Make an exact copy of all the entries, but do not reproduce the pictures.

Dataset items
==*==
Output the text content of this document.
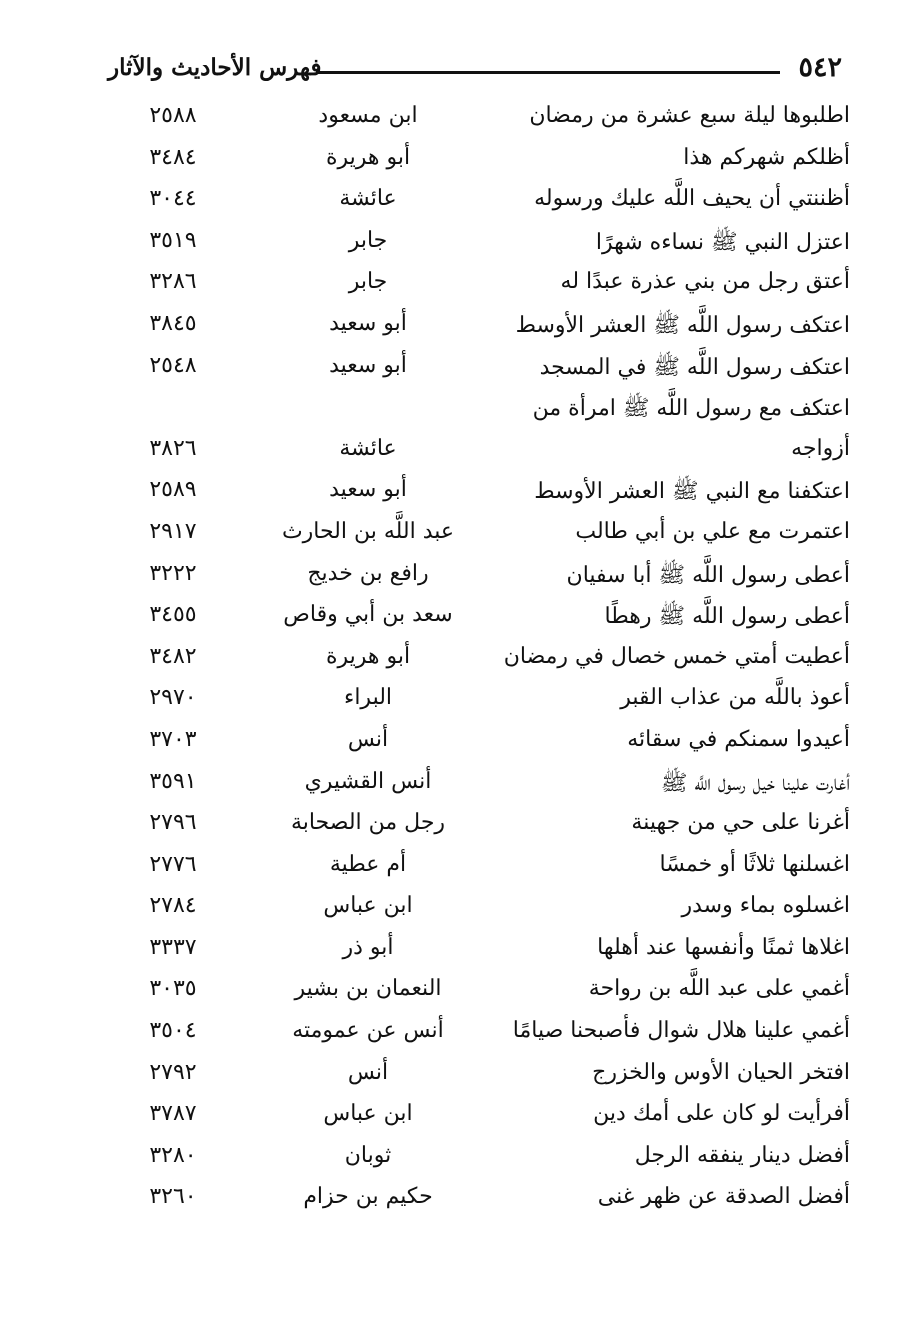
٥٤٢
فهرس الأحاديث والآثار
اطلبوها ليلة سبع عشرة من رمضان
ابن مسعود
٢٥٨٨
أظلكم شهركم هذا
أبو هريرة
٣٤٨٤
أظننتي أن يحيف اللَّه عليك ورسوله
عائشة
٣٠٤٤
اعتزل النبي ﷺ نساءه شهرًا
جابر
٣٥١٩
أعتق رجل من بني عذرة عبدًا له
جابر
٣٢٨٦
اعتكف رسول اللَّه ﷺ العشر الأوسط
أبو سعيد
٣٨٤٥
اعتكف رسول اللَّه ﷺ في المسجد
أبو سعيد
٢٥٤٨
اعتكف مع رسول اللَّه ﷺ امرأة من
أزواجه
عائشة
٣٨٢٦
اعتكفنا مع النبي ﷺ العشر الأوسط
أبو سعيد
٢٥٨٩
اعتمرت مع علي بن أبي طالب
عبد اللَّه بن الحارث
٢٩١٧
أعطى رسول اللَّه ﷺ أبا سفيان
رافع بن خديج
٣٢٢٢
أعطى رسول اللَّه ﷺ رهطًا
سعد بن أبي وقاص
٣٤٥٥
أعطيت أمتي خمس خصال في رمضان
أبو هريرة
٣٤٨٢
أعوذ باللَّه من عذاب القبر
البراء
٢٩٧٠
أعيدوا سمنكم في سقائه
أنس
٣٧٠٣
أغارت علينا خيل رسول اللَّه ﷺ
أنس القشيري
٣٥٩١
أغرنا على حي من جهينة
رجل من الصحابة
٢٧٩٦
اغسلنها ثلاثًا أو خمسًا
أم عطية
٢٧٧٦
اغسلوه بماء وسدر
ابن عباس
٢٧٨٤
اغلاها ثمنًا وأنفسها عند أهلها
أبو ذر
٣٣٣٧
أغمي على عبد اللَّه بن رواحة
النعمان بن بشير
٣٠٣٥
أغمي علينا هلال شوال فأصبحنا صيامًا
أنس عن عمومته
٣٥٠٤
افتخر الحيان الأوس والخزرج
أنس
٢٧٩٢
أفرأيت لو كان على أمك دين
ابن عباس
٣٧٨٧
أفضل دينار ينفقه الرجل
ثوبان
٣٢٨٠
أفضل الصدقة عن ظهر غنى
حكيم بن حزام
٣٢٦٠
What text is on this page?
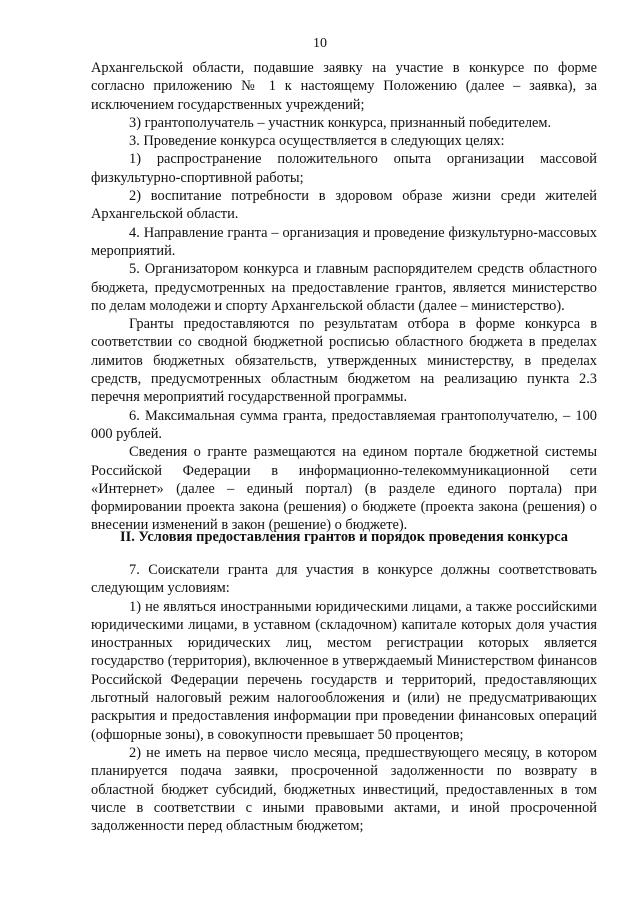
10

Архангельской области, подавшие заявку на участие в конкурсе по форме согласно приложению № 1 к настоящему Положению (далее – заявка), за исключением государственных учреждений;

3) грантополучатель – участник конкурса, признанный победителем.

3. Проведение конкурса осуществляется в следующих целях:

1) распространение положительного опыта организации массовой физкультурно-спортивной работы;

2) воспитание потребности в здоровом образе жизни среди жителей Архангельской области.

4. Направление гранта – организация и проведение физкультурно-массовых мероприятий.

5. Организатором конкурса и главным распорядителем средств областного бюджета, предусмотренных на предоставление грантов, является министерство по делам молодежи и спорту Архангельской области (далее – министерство).

Гранты предоставляются по результатам отбора в форме конкурса в соответствии со сводной бюджетной росписью областного бюджета в пределах лимитов бюджетных обязательств, утвержденных министерству, в пределах средств, предусмотренных областным бюджетом на реализацию пункта 2.3 перечня мероприятий государственной программы.

6. Максимальная сумма гранта, предоставляемая грантополучателю, – 100 000 рублей.

Сведения о гранте размещаются на едином портале бюджетной системы Российской Федерации в информационно-телекоммуникационной сети «Интернет» (далее – единый портал) (в разделе единого портала) при формировании проекта закона (решения) о бюджете (проекта закона (решения) о внесении изменений в закон (решение) о бюджете).

II. Условия предоставления грантов и порядок проведения конкурса

7. Соискатели гранта для участия в конкурсе должны соответствовать следующим условиям:

1) не являться иностранными юридическими лицами, а также российскими юридическими лицами, в уставном (складочном) капитале которых доля участия иностранных юридических лиц, местом регистрации которых является государство (территория), включенное в утверждаемый Министерством финансов Российской Федерации перечень государств и территорий, предоставляющих льготный налоговый режим налогообложения и (или) не предусматривающих раскрытия и предоставления информации при проведении финансовых операций (офшорные зоны), в совокупности превышает 50 процентов;

2) не иметь на первое число месяца, предшествующего месяцу, в котором планируется подача заявки, просроченной задолженности по возврату в областной бюджет субсидий, бюджетных инвестиций, предоставленных в том числе в соответствии с иными правовыми актами, и иной просроченной задолженности перед областным бюджетом;
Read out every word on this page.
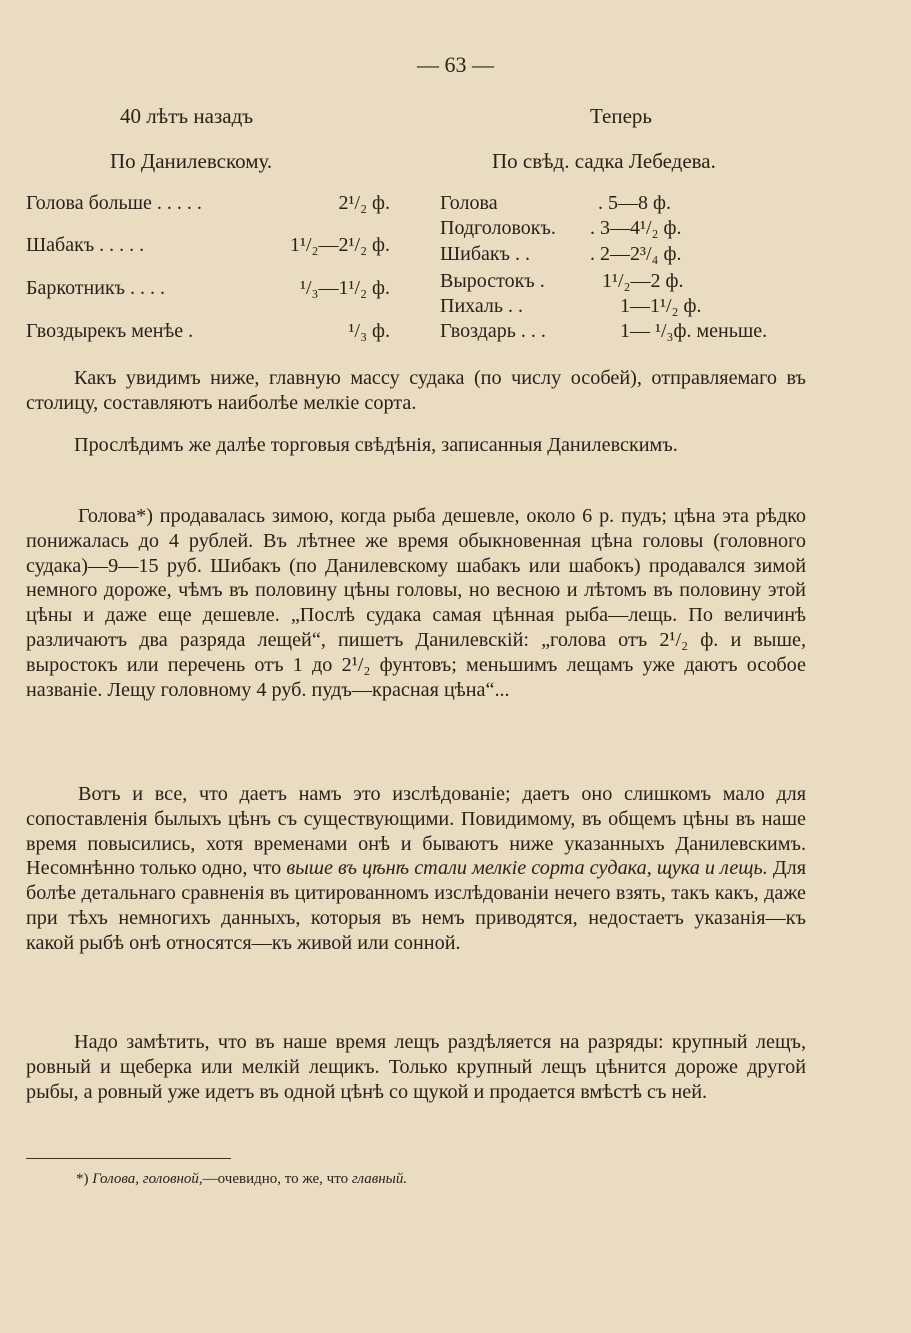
— 63 —
40 лѣтъ назадъ
По Данилевскому.
Голова больше . . . . .	2¹/₂ ф.
Шабакъ . . . . .	1¹/₂—2¹/₂ ф.
Баркотникъ . . . .	¹/₃—1¹/₂ ф.
Гвоздырекъ менѣе .	¹/₃ ф.
Теперь
По свѣд. садка Лебедева.
Голова	. 5—8 ф.
Подголовокъ. . 3—4¹/₂ ф.
Шибакъ . .	. 2—2³/₄ ф.
Выростокъ .	1¹/₂—2 ф.
Пихаль . .	1—1¹/₂ ф.
Гвоздарь . . .	1— ¹/₃ф. меньше.

Какъ увидимъ ниже, главную массу судака (по числу особей), отправляемаго въ столицу, составляютъ наиболѣе мелкіе сорта.

Прослѣдимъ же далѣе торговыя свѣдѣнія, записанныя Данилевскимъ.

Голова*) продавалась зимою, когда рыба дешевле, около 6 р. пудъ; цѣна эта рѣдко понижалась до 4 рублей. Въ лѣтнее же время обыкновенная цѣна головы (головного судака)—9—15 руб. Шибакъ (по Данилевскому шабакъ или шабокъ) продавался зимой немного дороже, чѣмъ въ половину цѣны головы, но весною и лѣтомъ въ половину этой цѣны и даже еще дешевле. „Послѣ судака самая цѣнная рыба—лещь. По величинѣ различаютъ два разряда лещей“, пишетъ Данилевскій: „голова отъ 2¹/₂ ф. и выше, выростокъ или перечень отъ 1 до 2¹/₂ фунтовъ; меньшимъ лещамъ уже даютъ особое названіе. Лещу головному 4 руб. пудъ—красная цѣна“...

Вотъ и все, что даетъ намъ это изслѣдованіе; даетъ оно слишкомъ мало для сопоставленія былыхъ цѣнъ съ существующими. Повидимому, въ общемъ цѣны въ наше время повысились, хотя временами онѣ и бываютъ ниже указанныхъ Данилевскимъ. Несомнѣнно только одно, что выше въ цѣнѣ стали мелкіе сорта судака, щука и лещь. Для болѣе детальнаго сравненія въ цитированномъ изслѣдованіи нечего взять, такъ какъ, даже при тѣхъ немногихъ данныхъ, которыя въ немъ приводятся, недостаетъ указанія—къ какой рыбѣ онѣ относятся—къ живой или сонной.

Надо замѣтить, что въ наше время лещъ раздѣляется на разряды: крупный лещъ, ровный и щеберка или мелкій лещикъ. Только крупный лещъ цѣнится дороже другой рыбы, а ровный уже идетъ въ одной цѣнѣ со щукой и продается вмѣстѣ съ ней.

*) Голова, головной,—очевидно, то же, что главный.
==*==
=== Solved problem ===
Output the text content of this document.
٥٤٢
فهرس الأحاديث والآثار
اطلبوها ليلة سبع عشرة من رمضان
ابن مسعود
٢٥٨٨
أظلكم شهركم هذا
أبو هريرة
٣٤٨٤
أظننتي أن يحيف اللَّه عليك ورسوله
عائشة
٣٠٤٤
اعتزل النبي ﷺ نساءه شهرًا
جابر
٣٥١٩
أعتق رجل من بني عذرة عبدًا له
جابر
٣٢٨٦
اعتكف رسول اللَّه ﷺ العشر الأوسط
أبو سعيد
٣٨٤٥
اعتكف رسول اللَّه ﷺ في المسجد
أبو سعيد
٢٥٤٨
اعتكف مع رسول اللَّه ﷺ امرأة من
أزواجه
عائشة
٣٨٢٦
اعتكفنا مع النبي ﷺ العشر الأوسط
أبو سعيد
٢٥٨٩
اعتمرت مع علي بن أبي طالب
عبد اللَّه بن الحارث
٢٩١٧
أعطى رسول اللَّه ﷺ أبا سفيان
رافع بن خديج
٣٢٢٢
أعطى رسول اللَّه ﷺ رهطًا
سعد بن أبي وقاص
٣٤٥٥
أعطيت أمتي خمس خصال في رمضان
أبو هريرة
٣٤٨٢
أعوذ باللَّه من عذاب القبر
البراء
٢٩٧٠
أعيدوا سمنكم في سقائه
أنس
٣٧٠٣
أغارت علينا خيل رسول اللَّه ﷺ
أنس القشيري
٣٥٩١
أغرنا على حي من جهينة
رجل من الصحابة
٢٧٩٦
اغسلنها ثلاثًا أو خمسًا
أم عطية
٢٧٧٦
اغسلوه بماء وسدر
ابن عباس
٢٧٨٤
اغلاها ثمنًا وأنفسها عند أهلها
أبو ذر
٣٣٣٧
أغمي على عبد اللَّه بن رواحة
النعمان بن بشير
٣٠٣٥
أغمي علينا هلال شوال فأصبحنا صيامًا
أنس عن عمومته
٣٥٠٤
افتخر الحيان الأوس والخزرج
أنس
٢٧٩٢
أفرأيت لو كان على أمك دين
ابن عباس
٣٧٨٧
أفضل دينار ينفقه الرجل
ثوبان
٣٢٨٠
أفضل الصدقة عن ظهر غنى
حكيم بن حزام
٣٢٦٠
What text is on this page?
10

Архангельской области, подавшие заявку на участие в конкурсе по форме согласно приложению № 1 к настоящему Положению (далее – заявка), за исключением государственных учреждений;

3) грантополучатель – участник конкурса, признанный победителем.

3. Проведение конкурса осуществляется в следующих целях:

1) распространение положительного опыта организации массовой физкультурно-спортивной работы;

2) воспитание потребности в здоровом образе жизни среди жителей Архангельской области.

4. Направление гранта – организация и проведение физкультурно-массовых мероприятий.

5. Организатором конкурса и главным распорядителем средств областного бюджета, предусмотренных на предоставление грантов, является министерство по делам молодежи и спорту Архангельской области (далее – министерство).

Гранты предоставляются по результатам отбора в форме конкурса в соответствии со сводной бюджетной росписью областного бюджета в пределах лимитов бюджетных обязательств, утвержденных министерству, в пределах средств, предусмотренных областным бюджетом на реализацию пункта 2.3 перечня мероприятий государственной программы.

6. Максимальная сумма гранта, предоставляемая грантополучателю, – 100 000 рублей.

Сведения о гранте размещаются на едином портале бюджетной системы Российской Федерации в информационно-телекоммуникационной сети «Интернет» (далее – единый портал) (в разделе единого портала) при формировании проекта закона (решения) о бюджете (проекта закона (решения) о внесении изменений в закон (решение) о бюджете).

II. Условия предоставления грантов и порядок проведения конкурса

7. Соискатели гранта для участия в конкурсе должны соответствовать следующим условиям:

1) не являться иностранными юридическими лицами, а также российскими юридическими лицами, в уставном (складочном) капитале которых доля участия иностранных юридических лиц, местом регистрации которых является государство (территория), включенное в утверждаемый Министерством финансов Российской Федерации перечень государств и территорий, предоставляющих льготный налоговый режим налогообложения и (или) не предусматривающих раскрытия и предоставления информации при проведении финансовых операций (офшорные зоны), в совокупности превышает 50 процентов;

2) не иметь на первое число месяца, предшествующего месяцу, в котором планируется подача заявки, просроченной задолженности по возврату в областной бюджет субсидий, бюджетных инвестиций, предоставленных в том числе в соответствии с иными правовыми актами, и иной просроченной задолженности перед областным бюджетом;
Read out every word on this page.
— 63 —
40 лѣтъ назадъ
По Данилевскому.
Голова больше . . . . .	2¹/₂ ф.
Шабакъ . . . . .	1¹/₂—2¹/₂ ф.
Баркотникъ . . . .	¹/₃—1¹/₂ ф.
Гвоздырекъ менѣе .	¹/₃ ф.
Теперь
По свѣд. садка Лебедева.
Голова	. 5—8 ф.
Подголовокъ. . 3—4¹/₂ ф.
Шибакъ . .	. 2—2³/₄ ф.
Выростокъ .	1¹/₂—2 ф.
Пихаль . .	1—1¹/₂ ф.
Гвоздарь . . .	1— ¹/₃ф. меньше.

Какъ увидимъ ниже, главную массу судака (по числу особей), отправляемаго въ столицу, составляютъ наиболѣе мелкіе сорта.

Прослѣдимъ же далѣе торговыя свѣдѣнія, записанныя Данилевскимъ.

Голова*) продавалась зимою, когда рыба дешевле, около 6 р. пудъ; цѣна эта рѣдко понижалась до 4 рублей. Въ лѣтнее же время обыкновенная цѣна головы (головного судака)—9—15 руб. Шибакъ (по Данилевскому шабакъ или шабокъ) продавался зимой немного дороже, чѣмъ въ половину цѣны головы, но весною и лѣтомъ въ половину этой цѣны и даже еще дешевле. „Послѣ судака самая цѣнная рыба—лещь. По величинѣ различаютъ два разряда лещей“, пишетъ Данилевскій: „голова отъ 2¹/₂ ф. и выше, выростокъ или перечень отъ 1 до 2¹/₂ фунтовъ; меньшимъ лещамъ уже даютъ особое названіе. Лещу головному 4 руб. пудъ—красная цѣна“...

Вотъ и все, что даетъ намъ это изслѣдованіе; даетъ оно слишкомъ мало для сопоставленія былыхъ цѣнъ съ существующими. Повидимому, въ общемъ цѣны въ наше время повысились, хотя временами онѣ и бываютъ ниже указанныхъ Данилевскимъ. Несомнѣнно только одно, что выше въ цѣнѣ стали мелкіе сорта судака, щука и лещь. Для болѣе детальнаго сравненія въ цитированномъ изслѣдованіи нечего взять, такъ какъ, даже при тѣхъ немногихъ данныхъ, которыя въ немъ приводятся, недостаетъ указанія—къ какой рыбѣ онѣ относятся—къ живой или сонной.

Надо замѣтить, что въ наше время лещъ раздѣляется на разряды: крупный лещъ, ровный и щеберка или мелкій лещикъ. Только крупный лещъ цѣнится дороже другой рыбы, а ровный уже идетъ въ одной цѣнѣ со щукой и продается вмѣстѣ съ ней.

*) Голова, головной,—очевидно, то же, что главный.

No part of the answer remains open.